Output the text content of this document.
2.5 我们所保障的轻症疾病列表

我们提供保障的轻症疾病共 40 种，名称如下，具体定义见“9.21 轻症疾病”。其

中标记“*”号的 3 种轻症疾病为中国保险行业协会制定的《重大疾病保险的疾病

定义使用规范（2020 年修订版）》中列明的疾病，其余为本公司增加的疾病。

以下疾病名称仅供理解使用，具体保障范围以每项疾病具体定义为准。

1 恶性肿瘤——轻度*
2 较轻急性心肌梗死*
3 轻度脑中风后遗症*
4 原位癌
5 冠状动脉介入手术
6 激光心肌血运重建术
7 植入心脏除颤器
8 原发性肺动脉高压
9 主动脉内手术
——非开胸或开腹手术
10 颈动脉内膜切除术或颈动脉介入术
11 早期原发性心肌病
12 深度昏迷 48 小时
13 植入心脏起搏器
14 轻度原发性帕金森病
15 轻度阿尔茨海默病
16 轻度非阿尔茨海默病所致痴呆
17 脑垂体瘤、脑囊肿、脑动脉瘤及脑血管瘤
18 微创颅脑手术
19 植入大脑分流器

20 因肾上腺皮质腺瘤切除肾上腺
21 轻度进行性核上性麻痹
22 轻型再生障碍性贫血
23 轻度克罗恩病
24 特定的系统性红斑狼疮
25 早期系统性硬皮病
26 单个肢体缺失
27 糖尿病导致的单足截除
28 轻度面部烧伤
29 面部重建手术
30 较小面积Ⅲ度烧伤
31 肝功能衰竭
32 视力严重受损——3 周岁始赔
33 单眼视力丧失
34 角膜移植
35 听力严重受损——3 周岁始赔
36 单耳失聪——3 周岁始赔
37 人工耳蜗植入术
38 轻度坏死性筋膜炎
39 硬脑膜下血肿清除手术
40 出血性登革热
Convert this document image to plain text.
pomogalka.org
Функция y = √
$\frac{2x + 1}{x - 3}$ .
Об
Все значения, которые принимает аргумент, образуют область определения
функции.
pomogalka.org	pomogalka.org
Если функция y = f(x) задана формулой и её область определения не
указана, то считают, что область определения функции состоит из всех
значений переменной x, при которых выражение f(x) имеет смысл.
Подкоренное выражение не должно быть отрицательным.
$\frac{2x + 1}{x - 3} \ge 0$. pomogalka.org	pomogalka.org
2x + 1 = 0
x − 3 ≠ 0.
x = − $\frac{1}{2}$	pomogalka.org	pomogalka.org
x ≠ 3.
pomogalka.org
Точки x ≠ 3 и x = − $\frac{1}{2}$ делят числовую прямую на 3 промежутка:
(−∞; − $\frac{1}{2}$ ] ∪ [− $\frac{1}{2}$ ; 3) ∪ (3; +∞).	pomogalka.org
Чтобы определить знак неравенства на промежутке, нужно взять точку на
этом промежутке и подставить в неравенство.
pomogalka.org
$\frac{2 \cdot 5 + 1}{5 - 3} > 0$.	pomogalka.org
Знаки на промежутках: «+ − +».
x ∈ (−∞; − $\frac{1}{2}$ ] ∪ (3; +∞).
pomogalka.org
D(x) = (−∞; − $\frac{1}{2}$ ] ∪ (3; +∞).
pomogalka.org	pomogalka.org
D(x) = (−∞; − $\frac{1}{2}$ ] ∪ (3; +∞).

--

Copy all of the data. Keep every word exactly as it is.

EXERCISE SOLUTION:
Output the text content of this document.
2.5 我们所保障的轻症疾病列表

我们提供保障的轻症疾病共 40 种，名称如下，具体定义见“9.21 轻症疾病”。其

中标记“*”号的 3 种轻症疾病为中国保险行业协会制定的《重大疾病保险的疾病

定义使用规范（2020 年修订版）》中列明的疾病，其余为本公司增加的疾病。

以下疾病名称仅供理解使用，具体保障范围以每项疾病具体定义为准。

1 恶性肿瘤——轻度*
2 较轻急性心肌梗死*
3 轻度脑中风后遗症*
4 原位癌
5 冠状动脉介入手术
6 激光心肌血运重建术
7 植入心脏除颤器
8 原发性肺动脉高压
9 主动脉内手术
——非开胸或开腹手术
10 颈动脉内膜切除术或颈动脉介入术
11 早期原发性心肌病
12 深度昏迷 48 小时
13 植入心脏起搏器
14 轻度原发性帕金森病
15 轻度阿尔茨海默病
16 轻度非阿尔茨海默病所致痴呆
17 脑垂体瘤、脑囊肿、脑动脉瘤及脑血管瘤
18 微创颅脑手术
19 植入大脑分流器

20 因肾上腺皮质腺瘤切除肾上腺
21 轻度进行性核上性麻痹
22 轻型再生障碍性贫血
23 轻度克罗恩病
24 特定的系统性红斑狼疮
25 早期系统性硬皮病
26 单个肢体缺失
27 糖尿病导致的单足截除
28 轻度面部烧伤
29 面部重建手术
30 较小面积Ⅲ度烧伤
31 肝功能衰竭
32 视力严重受损——3 周岁始赔
33 单眼视力丧失
34 角膜移植
35 听力严重受损——3 周岁始赔
36 单耳失聪——3 周岁始赔
37 人工耳蜗植入术
38 轻度坏死性筋膜炎
39 硬脑膜下血肿清除手术
40 出血性登革热
Convert this document image to plain text.
pomogalka.org
Функция y = √
$\frac{2x + 1}{x - 3}$ .
Об
Все значения, которые принимает аргумент, образуют область определения
функции.
pomogalka.org	pomogalka.org
Если функция y = f(x) задана формулой и её область определения не
указана, то считают, что область определения функции состоит из всех
значений переменной x, при которых выражение f(x) имеет смысл.
Подкоренное выражение не должно быть отрицательным.
$\frac{2x + 1}{x - 3} \ge 0$. pomogalka.org	pomogalka.org
2x + 1 = 0
x − 3 ≠ 0.
x = − $\frac{1}{2}$	pomogalka.org	pomogalka.org
x ≠ 3.
pomogalka.org
Точки x ≠ 3 и x = − $\frac{1}{2}$ делят числовую прямую на 3 промежутка:
(−∞; − $\frac{1}{2}$ ] ∪ [− $\frac{1}{2}$ ; 3) ∪ (3; +∞).	pomogalka.org
Чтобы определить знак неравенства на промежутке, нужно взять точку на
этом промежутке и подставить в неравенство.
pomogalka.org
$\frac{2 \cdot 5 + 1}{5 - 3} > 0$.	pomogalka.org
Знаки на промежутках: «+ − +».
x ∈ (−∞; − $\frac{1}{2}$ ] ∪ (3; +∞).
pomogalka.org
D(x) = (−∞; − $\frac{1}{2}$ ] ∪ (3; +∞).
pomogalka.org	pomogalka.org
D(x) = (−∞; − $\frac{1}{2}$ ] ∪ (3; +∞).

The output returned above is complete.